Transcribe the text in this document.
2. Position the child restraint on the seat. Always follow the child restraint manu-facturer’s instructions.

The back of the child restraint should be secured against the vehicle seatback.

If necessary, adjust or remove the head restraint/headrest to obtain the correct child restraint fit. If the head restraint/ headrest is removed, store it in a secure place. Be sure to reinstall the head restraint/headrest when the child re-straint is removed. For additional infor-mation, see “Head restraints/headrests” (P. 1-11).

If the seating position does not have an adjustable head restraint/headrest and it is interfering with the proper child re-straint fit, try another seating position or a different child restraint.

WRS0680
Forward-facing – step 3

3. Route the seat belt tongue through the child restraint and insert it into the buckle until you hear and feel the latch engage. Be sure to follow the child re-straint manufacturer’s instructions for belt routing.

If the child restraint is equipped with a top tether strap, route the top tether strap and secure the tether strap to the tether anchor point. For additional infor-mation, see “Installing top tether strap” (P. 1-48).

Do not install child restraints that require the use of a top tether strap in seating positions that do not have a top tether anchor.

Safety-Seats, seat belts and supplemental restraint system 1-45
---+---
● Exercise objective
Can you give every line above again, exactly as written?

● Solution for this task
Transcribe the text in this document.
2. Position the child restraint on the seat. Always follow the child restraint manu-facturer’s instructions.

The back of the child restraint should be secured against the vehicle seatback.

If necessary, adjust or remove the head restraint/headrest to obtain the correct child restraint fit. If the head restraint/ headrest is removed, store it in a secure place. Be sure to reinstall the head restraint/headrest when the child re-straint is removed. For additional infor-mation, see “Head restraints/headrests” (P. 1-11).

If the seating position does not have an adjustable head restraint/headrest and it is interfering with the proper child re-straint fit, try another seating position or a different child restraint.

WRS0680
Forward-facing – step 3

3. Route the seat belt tongue through the child restraint and insert it into the buckle until you hear and feel the latch engage. Be sure to follow the child re-straint manufacturer’s instructions for belt routing.

If the child restraint is equipped with a top tether strap, route the top tether strap and secure the tether strap to the tether anchor point. For additional infor-mation, see “Installing top tether strap” (P. 1-48).

Do not install child restraints that require the use of a top tether strap in seating positions that do not have a top tether anchor.

Safety-Seats, seat belts and supplemental restraint system 1-45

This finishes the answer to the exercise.